Pick out the lines below with "nbatch" and list them.

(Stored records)

####################

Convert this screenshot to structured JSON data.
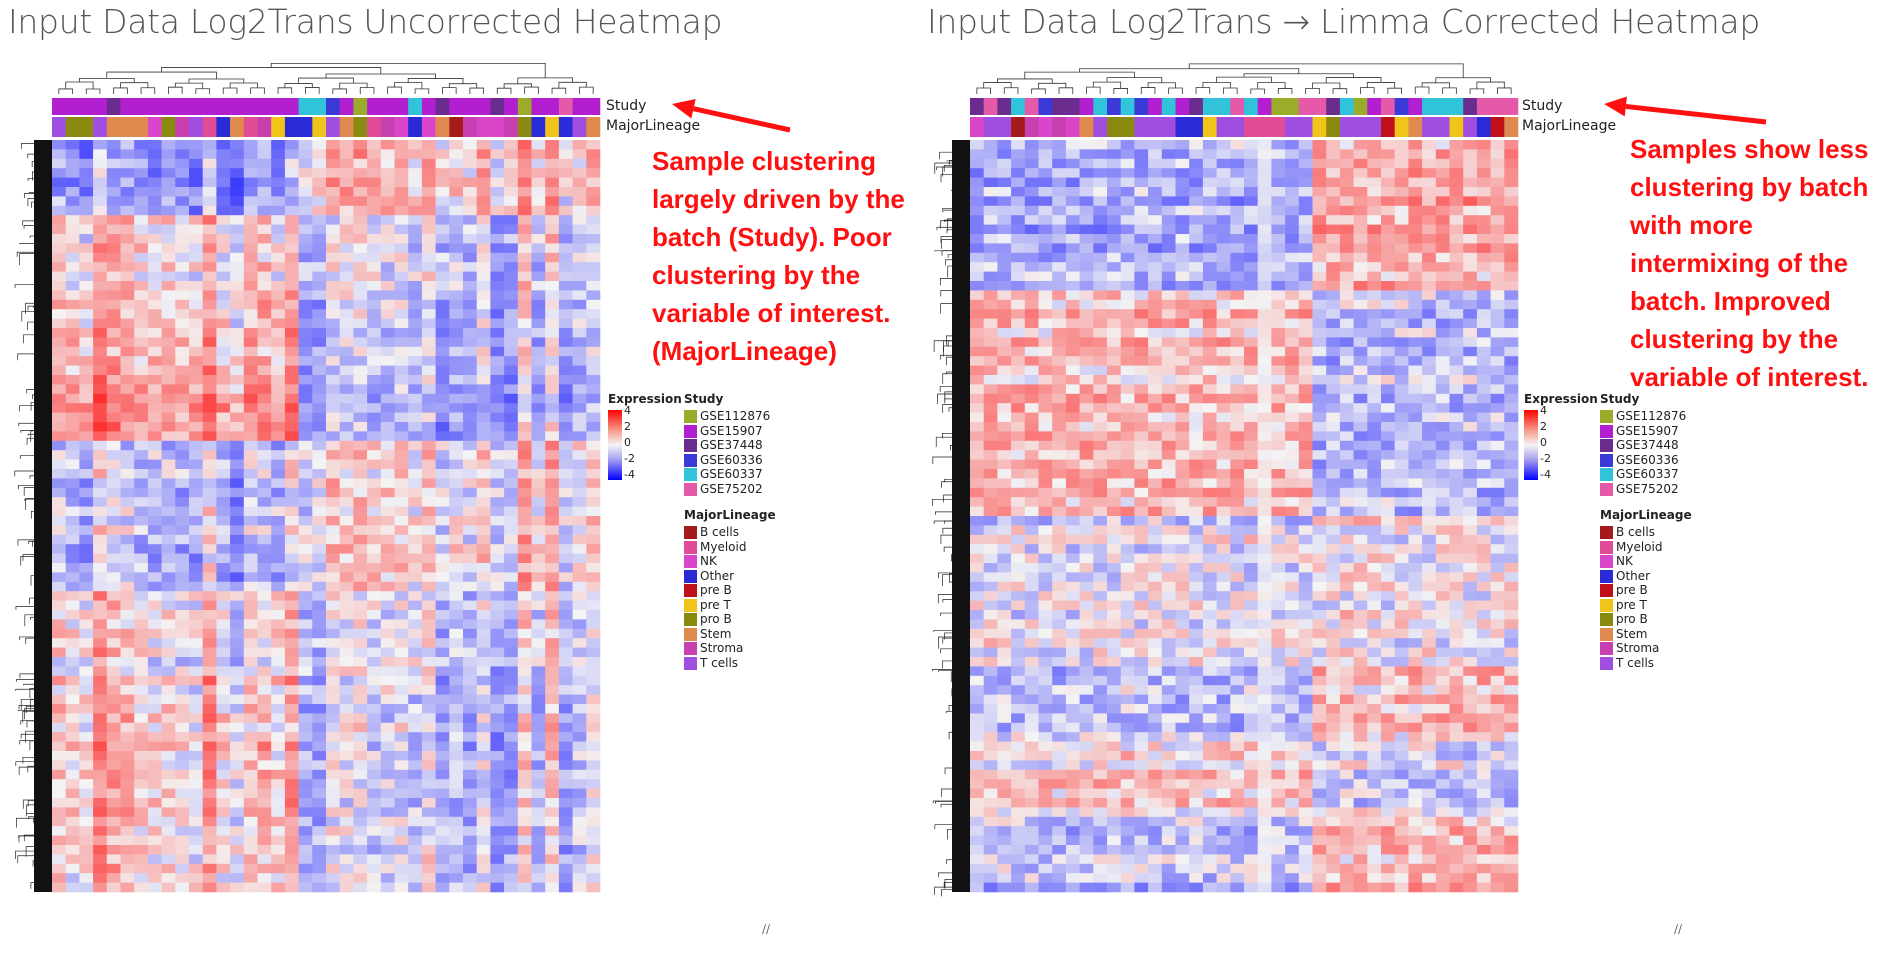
{
  "panels": [
    {
      "title": "Input Data Log2Trans Uncorrected Heatmap",
      "study_label": "Study",
      "lineage_label": "MajorLineage",
      "annotation": "Sample clustering\nlargely driven by the\nbatch (Study). Poor\nclustering by the\nvariable of interest.\n(MajorLineage)"
    },
    {
      "title": "Input Data Log2Trans → Limma Corrected Heatmap",
      "study_label": "Study",
      "lineage_label": "MajorLineage",
      "annotation": "Samples show less\nclustering by batch\nwith more\nintermixing of the\nbatch. Improved\nclustering by the\nvariable of interest."
    }
  ],
  "legend": {
    "expression_title": "Expression",
    "expression_ticks": [
      "4",
      "2",
      "0",
      "-2",
      "-4"
    ],
    "study_title": "Study",
    "studies": [
      {
        "label": "GSE112876",
        "color": "#9aac2a"
      },
      {
        "label": "GSE15907",
        "color": "#b21fd1"
      },
      {
        "label": "GSE37448",
        "color": "#6a2d8f"
      },
      {
        "label": "GSE60336",
        "color": "#3a3ad6"
      },
      {
        "label": "GSE60337",
        "color": "#31c3d9"
      },
      {
        "label": "GSE75202",
        "color": "#e45aa8"
      }
    ],
    "lineage_title": "MajorLineage",
    "lineages": [
      {
        "label": "B cells",
        "color": "#a51a1a"
      },
      {
        "label": "Myeloid",
        "color": "#e04d96"
      },
      {
        "label": "NK",
        "color": "#d946c9"
      },
      {
        "label": "Other",
        "color": "#2a2ad6"
      },
      {
        "label": "pre B",
        "color": "#c0101a"
      },
      {
        "label": "pre T",
        "color": "#f0c419"
      },
      {
        "label": "pro B",
        "color": "#8a8a10"
      },
      {
        "label": "Stem",
        "color": "#e08a50"
      },
      {
        "label": "Stroma",
        "color": "#c840b0"
      },
      {
        "label": "T cells",
        "color": "#a04ee0"
      }
    ]
  },
  "chart_data": [
    {
      "type": "heatmap",
      "title": "Input Data Log2Trans Uncorrected Heatmap",
      "color_scale": {
        "name": "Expression",
        "min": -4,
        "max": 4,
        "low": "#0000ff",
        "mid": "#f4f4f4",
        "high": "#ff0000"
      },
      "column_annotations": [
        "Study",
        "MajorLineage"
      ],
      "row_dendrogram": true,
      "column_dendrogram": true
    },
    {
      "type": "heatmap",
      "title": "Input Data Log2Trans → Limma Corrected Heatmap",
      "color_scale": {
        "name": "Expression",
        "min": -4,
        "max": 4,
        "low": "#0000ff",
        "mid": "#f4f4f4",
        "high": "#ff0000"
      },
      "column_annotations": [
        "Study",
        "MajorLineage"
      ],
      "row_dendrogram": true,
      "column_dendrogram": true
    }
  ]
}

####################

◆ **Reply to the task**:
      "annotation": "Sample clustering\nlargely driven by the\nbatch (Study). Poor\nclustering by the\nvariable of interest.\n(MajorLineage)"
      "annotation": "Samples show less\nclustering by batch\nwith more\nintermixing of the\nbatch. Improved\nclustering by the\nvariable of interest."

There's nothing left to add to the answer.